## EXERCISE BRIEF
Which lines contain the word "page"? Return each of them as written.
-- start PROVIDED DATA --
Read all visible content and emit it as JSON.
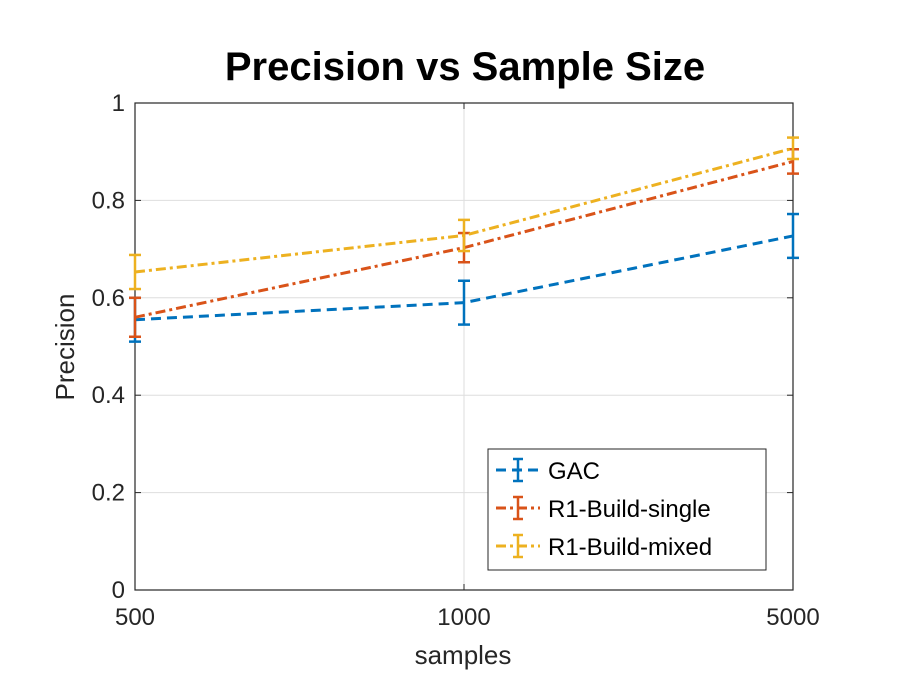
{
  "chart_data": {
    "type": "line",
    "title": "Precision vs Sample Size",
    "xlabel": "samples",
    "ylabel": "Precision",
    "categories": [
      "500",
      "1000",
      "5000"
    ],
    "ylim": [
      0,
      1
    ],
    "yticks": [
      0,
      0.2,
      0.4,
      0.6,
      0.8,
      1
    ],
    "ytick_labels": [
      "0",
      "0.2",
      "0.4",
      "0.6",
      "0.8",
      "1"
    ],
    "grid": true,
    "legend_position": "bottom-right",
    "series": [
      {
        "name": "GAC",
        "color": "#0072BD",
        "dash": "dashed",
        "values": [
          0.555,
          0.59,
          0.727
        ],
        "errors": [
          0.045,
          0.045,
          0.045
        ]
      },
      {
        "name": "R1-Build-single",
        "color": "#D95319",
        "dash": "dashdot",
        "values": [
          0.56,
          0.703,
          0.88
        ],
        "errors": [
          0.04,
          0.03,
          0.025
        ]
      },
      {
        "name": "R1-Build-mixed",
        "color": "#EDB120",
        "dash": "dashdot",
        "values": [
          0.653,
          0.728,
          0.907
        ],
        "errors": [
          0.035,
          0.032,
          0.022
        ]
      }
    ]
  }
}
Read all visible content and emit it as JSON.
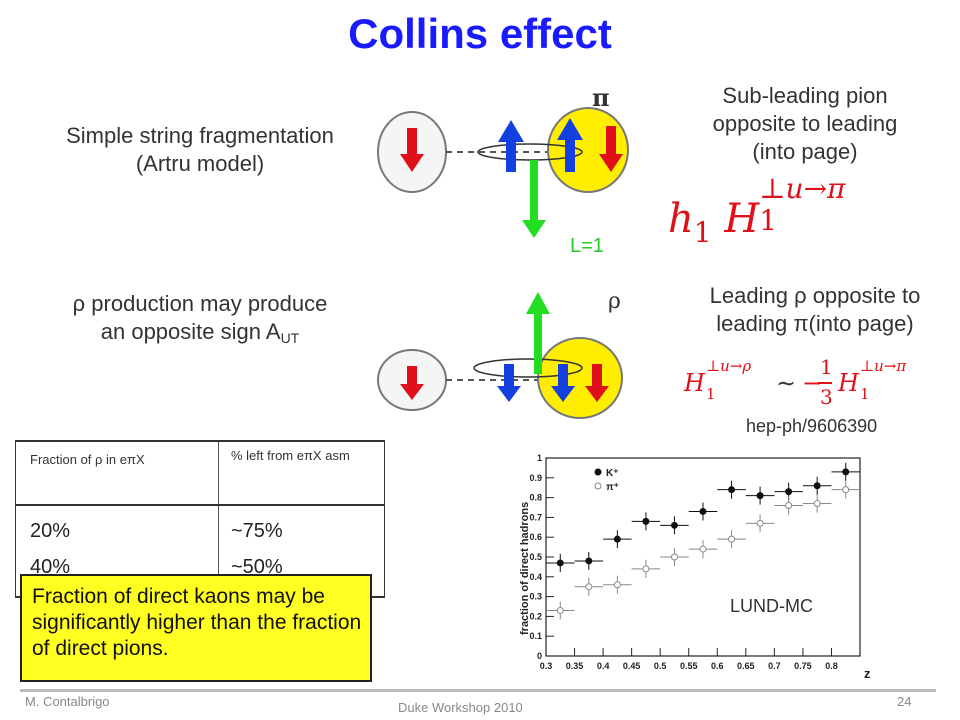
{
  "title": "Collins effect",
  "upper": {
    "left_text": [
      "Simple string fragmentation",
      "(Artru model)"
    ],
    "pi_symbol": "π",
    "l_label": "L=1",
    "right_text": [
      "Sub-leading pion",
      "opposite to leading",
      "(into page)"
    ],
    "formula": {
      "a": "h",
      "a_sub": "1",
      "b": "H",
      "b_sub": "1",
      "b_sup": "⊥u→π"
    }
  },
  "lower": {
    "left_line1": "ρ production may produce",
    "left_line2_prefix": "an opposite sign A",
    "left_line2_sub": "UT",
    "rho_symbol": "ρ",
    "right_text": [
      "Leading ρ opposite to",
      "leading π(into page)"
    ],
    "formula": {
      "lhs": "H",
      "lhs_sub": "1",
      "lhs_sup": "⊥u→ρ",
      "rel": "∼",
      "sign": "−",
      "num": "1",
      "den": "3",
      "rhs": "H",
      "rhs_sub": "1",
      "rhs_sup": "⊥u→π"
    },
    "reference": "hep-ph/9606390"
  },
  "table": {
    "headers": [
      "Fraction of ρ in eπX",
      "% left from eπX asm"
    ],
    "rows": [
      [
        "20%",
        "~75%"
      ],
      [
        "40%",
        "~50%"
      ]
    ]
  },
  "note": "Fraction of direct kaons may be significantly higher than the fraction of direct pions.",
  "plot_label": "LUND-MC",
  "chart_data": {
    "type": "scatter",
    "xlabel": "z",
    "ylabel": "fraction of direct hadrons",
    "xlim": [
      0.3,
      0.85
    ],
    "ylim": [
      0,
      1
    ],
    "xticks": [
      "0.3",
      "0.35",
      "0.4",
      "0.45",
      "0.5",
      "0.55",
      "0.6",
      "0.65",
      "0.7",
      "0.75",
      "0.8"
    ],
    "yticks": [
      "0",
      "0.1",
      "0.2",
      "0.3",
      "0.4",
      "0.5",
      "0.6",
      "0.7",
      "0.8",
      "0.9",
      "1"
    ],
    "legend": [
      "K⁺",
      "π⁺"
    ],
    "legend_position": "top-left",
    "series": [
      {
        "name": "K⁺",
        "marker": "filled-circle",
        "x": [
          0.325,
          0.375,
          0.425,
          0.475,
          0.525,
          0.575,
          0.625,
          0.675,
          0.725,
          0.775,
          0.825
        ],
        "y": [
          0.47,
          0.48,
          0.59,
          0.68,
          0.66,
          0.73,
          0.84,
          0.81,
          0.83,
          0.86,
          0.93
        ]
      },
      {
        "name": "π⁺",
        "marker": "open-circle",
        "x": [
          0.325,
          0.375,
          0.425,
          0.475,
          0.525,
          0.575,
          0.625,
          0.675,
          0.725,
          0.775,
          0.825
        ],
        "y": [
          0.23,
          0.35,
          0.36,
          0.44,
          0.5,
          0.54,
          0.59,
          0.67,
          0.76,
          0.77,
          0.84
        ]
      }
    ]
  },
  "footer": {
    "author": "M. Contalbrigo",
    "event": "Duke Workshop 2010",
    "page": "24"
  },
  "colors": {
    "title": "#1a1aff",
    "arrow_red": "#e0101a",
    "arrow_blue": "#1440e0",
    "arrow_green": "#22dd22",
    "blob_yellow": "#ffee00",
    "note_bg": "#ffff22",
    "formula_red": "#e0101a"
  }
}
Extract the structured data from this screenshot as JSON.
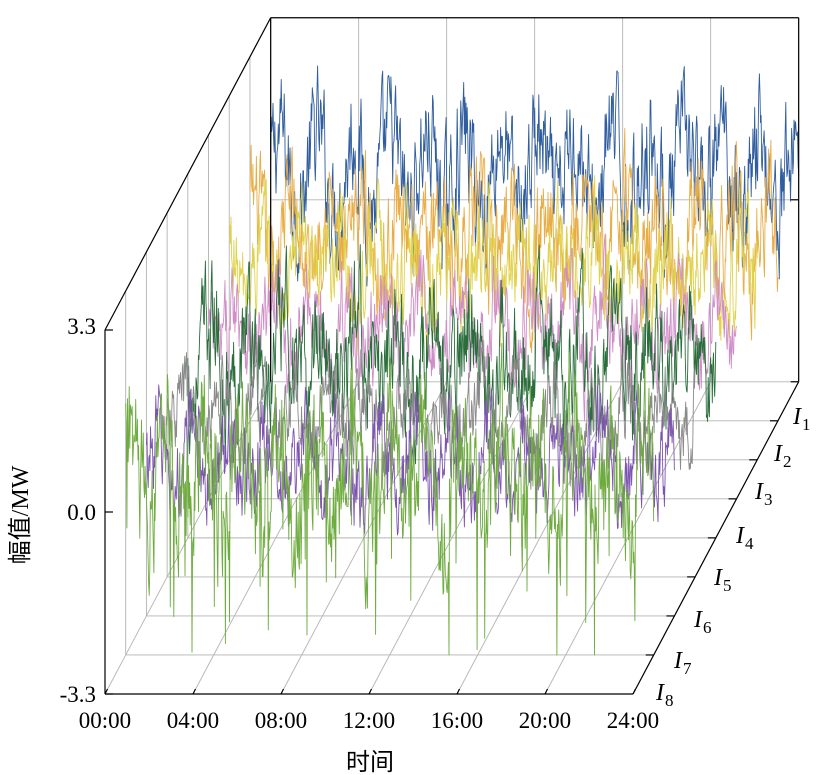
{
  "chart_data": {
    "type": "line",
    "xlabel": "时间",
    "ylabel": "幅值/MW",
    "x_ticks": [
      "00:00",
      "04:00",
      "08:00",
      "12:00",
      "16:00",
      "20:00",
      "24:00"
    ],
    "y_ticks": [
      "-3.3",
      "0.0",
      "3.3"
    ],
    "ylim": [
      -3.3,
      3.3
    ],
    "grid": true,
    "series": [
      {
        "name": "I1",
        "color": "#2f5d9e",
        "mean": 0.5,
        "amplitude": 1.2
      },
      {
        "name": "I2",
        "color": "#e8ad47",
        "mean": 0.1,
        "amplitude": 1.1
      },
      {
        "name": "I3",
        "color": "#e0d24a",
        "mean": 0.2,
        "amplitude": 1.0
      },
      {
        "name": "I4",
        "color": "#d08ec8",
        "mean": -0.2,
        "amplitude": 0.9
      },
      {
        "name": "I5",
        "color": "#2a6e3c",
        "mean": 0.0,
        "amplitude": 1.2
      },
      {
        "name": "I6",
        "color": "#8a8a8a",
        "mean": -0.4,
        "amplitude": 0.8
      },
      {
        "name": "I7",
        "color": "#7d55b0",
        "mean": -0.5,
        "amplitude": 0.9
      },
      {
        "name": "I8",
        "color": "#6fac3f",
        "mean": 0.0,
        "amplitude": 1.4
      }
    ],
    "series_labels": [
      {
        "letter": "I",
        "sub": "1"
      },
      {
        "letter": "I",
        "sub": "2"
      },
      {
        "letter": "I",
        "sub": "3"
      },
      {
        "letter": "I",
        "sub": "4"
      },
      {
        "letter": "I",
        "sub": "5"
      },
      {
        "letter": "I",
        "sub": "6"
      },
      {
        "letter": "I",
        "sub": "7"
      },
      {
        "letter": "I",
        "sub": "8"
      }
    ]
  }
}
-- end PROVIDED DATA --
## THE RESPONSE
      "(into page)"
      "leading π(into page)"
    "page": "24"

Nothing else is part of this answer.